MATERIAL PROVIDED:
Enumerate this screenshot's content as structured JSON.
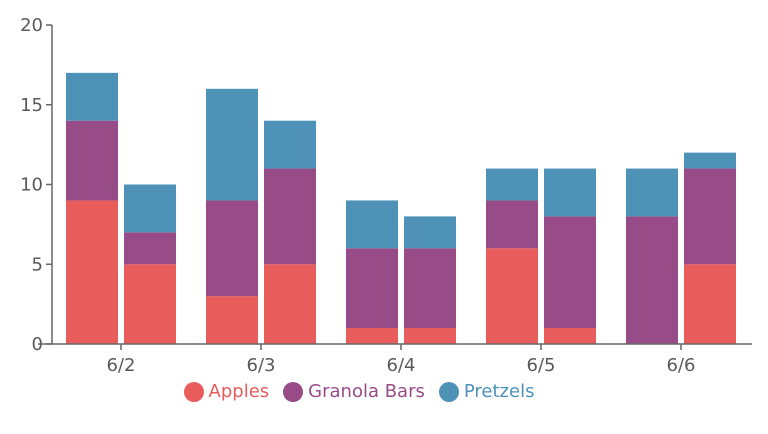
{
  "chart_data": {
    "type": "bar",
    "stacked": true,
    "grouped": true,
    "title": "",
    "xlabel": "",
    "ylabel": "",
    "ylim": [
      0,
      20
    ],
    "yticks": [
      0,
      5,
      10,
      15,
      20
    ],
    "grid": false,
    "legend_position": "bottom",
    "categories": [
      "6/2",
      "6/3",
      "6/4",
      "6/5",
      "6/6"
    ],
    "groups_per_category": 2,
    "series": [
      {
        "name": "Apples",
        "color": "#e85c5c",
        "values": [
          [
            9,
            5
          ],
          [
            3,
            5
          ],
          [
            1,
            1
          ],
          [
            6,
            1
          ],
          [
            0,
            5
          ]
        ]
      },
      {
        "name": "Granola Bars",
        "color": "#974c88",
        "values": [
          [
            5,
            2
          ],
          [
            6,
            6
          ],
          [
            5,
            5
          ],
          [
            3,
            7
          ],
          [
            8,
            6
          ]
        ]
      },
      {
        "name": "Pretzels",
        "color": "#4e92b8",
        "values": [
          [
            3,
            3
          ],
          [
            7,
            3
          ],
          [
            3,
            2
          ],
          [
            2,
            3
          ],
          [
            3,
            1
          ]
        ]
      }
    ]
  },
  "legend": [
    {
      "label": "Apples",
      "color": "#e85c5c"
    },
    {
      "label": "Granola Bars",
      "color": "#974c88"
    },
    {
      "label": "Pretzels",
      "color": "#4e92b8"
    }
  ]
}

* * *

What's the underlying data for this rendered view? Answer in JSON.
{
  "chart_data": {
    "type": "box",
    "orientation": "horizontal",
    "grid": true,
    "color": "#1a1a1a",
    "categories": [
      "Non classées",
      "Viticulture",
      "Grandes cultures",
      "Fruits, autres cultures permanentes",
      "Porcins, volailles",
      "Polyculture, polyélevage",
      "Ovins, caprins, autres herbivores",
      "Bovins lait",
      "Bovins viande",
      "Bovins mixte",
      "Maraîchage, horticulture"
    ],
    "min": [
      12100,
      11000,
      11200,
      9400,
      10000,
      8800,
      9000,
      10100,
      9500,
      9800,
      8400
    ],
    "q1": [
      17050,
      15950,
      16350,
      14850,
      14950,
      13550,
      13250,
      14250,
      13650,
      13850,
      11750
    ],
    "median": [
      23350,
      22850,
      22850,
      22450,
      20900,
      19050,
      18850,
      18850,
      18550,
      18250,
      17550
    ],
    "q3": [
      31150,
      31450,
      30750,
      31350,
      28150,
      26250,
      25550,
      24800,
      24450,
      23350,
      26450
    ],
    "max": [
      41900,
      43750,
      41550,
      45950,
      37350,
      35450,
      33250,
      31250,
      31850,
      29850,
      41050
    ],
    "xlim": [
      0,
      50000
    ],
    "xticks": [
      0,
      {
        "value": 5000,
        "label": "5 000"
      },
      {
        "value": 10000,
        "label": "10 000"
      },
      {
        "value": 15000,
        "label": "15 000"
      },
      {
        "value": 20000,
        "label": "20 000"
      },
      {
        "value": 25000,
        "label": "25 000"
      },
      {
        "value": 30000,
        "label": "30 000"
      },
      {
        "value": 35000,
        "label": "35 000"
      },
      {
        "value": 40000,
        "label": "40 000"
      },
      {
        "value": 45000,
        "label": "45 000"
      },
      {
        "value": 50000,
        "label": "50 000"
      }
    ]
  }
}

REQUIREMENT:
Check each line above for the string "this" and show the ones that have it.

SOLVED EXERCISE:
Enumerate this screenshot's content as structured JSON.
What's the underlying data for this rendered view? Answer in JSON.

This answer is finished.